GIVEN REQUEST:
Determine the number of lines that contain the word "töötades", then state that number and nothing more.

DATASET CONTENT:

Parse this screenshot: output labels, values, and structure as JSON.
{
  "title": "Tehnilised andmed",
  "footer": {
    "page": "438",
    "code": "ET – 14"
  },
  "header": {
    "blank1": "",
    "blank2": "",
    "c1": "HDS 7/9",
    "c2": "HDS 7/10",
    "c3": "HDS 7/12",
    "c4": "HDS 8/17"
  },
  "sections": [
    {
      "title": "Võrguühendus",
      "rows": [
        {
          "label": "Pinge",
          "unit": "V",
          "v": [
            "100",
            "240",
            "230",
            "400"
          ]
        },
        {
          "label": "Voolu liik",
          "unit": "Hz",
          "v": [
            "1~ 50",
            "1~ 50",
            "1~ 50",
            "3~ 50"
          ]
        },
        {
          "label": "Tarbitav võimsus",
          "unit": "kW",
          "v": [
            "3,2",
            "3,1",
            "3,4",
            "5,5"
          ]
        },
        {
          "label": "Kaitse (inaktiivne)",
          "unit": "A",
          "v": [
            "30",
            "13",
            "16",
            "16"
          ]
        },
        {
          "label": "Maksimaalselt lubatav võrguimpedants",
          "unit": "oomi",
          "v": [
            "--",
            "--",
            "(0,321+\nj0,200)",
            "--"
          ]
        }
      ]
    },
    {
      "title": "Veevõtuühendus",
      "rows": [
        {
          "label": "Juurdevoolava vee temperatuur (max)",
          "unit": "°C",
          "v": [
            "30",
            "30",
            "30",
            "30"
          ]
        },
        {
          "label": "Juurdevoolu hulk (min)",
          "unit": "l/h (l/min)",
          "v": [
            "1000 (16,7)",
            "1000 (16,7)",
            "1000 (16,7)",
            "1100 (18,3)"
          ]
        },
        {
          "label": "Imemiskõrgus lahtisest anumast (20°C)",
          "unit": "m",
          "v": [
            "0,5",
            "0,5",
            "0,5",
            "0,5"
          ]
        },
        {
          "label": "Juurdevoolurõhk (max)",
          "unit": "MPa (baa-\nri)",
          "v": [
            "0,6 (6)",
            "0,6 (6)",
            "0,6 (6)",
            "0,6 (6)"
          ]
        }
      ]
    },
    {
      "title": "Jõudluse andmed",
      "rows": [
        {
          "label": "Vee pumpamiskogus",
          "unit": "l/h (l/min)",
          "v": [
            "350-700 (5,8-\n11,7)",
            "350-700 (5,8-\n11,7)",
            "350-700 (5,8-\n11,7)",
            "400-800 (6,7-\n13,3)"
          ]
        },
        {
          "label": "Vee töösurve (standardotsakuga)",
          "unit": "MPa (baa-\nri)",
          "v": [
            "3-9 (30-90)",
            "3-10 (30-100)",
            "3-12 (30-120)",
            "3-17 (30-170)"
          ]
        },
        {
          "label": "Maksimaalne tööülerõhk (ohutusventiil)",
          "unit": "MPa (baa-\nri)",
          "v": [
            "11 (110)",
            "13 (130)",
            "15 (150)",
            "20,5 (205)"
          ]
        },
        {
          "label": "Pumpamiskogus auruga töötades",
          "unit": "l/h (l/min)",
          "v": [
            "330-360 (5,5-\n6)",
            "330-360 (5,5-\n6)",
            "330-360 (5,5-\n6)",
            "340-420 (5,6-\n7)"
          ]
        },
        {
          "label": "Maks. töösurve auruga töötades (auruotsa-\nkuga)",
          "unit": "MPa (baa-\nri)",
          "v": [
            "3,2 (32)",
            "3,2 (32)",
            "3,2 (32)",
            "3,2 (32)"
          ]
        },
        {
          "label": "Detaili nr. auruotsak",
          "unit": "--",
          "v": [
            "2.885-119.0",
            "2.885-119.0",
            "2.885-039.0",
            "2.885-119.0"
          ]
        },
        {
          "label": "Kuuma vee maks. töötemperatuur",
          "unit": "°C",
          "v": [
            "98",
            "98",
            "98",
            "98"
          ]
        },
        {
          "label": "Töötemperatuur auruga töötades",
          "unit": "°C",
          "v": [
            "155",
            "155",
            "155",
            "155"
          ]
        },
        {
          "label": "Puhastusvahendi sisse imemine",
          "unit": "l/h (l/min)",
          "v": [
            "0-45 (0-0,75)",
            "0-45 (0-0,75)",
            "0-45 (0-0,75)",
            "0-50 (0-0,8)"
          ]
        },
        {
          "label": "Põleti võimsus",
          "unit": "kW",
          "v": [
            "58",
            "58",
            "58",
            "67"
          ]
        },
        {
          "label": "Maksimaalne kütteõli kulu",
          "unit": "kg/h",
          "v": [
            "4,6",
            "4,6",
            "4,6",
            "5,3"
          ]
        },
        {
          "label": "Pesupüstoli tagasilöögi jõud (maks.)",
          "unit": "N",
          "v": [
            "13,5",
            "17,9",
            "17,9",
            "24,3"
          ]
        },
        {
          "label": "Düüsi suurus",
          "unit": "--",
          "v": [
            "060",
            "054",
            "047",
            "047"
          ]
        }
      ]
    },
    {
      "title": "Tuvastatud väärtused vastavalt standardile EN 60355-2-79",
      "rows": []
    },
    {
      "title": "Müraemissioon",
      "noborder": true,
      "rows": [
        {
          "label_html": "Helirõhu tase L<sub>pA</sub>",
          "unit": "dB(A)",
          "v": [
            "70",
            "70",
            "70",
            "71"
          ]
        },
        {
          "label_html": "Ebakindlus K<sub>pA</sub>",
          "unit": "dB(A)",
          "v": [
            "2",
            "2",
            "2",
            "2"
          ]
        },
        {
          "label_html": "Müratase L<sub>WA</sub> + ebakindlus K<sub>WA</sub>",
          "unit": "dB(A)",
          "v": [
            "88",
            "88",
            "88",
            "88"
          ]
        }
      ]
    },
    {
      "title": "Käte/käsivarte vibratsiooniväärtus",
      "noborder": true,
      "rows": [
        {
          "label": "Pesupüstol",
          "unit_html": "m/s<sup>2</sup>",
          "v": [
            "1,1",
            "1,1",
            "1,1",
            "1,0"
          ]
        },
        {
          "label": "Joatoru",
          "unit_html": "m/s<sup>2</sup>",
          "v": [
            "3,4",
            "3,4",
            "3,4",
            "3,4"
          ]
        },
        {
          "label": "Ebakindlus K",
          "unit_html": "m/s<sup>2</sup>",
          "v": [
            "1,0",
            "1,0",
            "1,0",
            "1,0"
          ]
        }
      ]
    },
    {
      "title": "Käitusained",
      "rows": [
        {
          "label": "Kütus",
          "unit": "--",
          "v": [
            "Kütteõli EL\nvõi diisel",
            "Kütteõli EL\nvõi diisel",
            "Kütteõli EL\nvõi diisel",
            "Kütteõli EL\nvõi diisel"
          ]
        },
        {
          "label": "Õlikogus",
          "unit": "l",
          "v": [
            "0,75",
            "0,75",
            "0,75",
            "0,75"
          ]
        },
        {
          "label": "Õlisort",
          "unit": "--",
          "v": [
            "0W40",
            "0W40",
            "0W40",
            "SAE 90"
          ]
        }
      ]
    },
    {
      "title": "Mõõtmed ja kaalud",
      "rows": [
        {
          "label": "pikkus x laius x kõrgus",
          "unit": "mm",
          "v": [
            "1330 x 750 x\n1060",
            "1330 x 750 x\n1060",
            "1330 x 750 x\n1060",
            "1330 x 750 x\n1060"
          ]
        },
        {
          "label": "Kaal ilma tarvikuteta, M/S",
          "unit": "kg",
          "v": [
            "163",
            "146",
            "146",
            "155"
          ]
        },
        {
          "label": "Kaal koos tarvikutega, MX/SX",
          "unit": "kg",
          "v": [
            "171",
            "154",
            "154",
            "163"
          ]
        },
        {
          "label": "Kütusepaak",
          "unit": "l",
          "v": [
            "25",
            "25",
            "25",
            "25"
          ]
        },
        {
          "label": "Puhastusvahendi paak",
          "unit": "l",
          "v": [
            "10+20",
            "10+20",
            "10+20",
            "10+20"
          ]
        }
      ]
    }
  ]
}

TASK RESULT:
3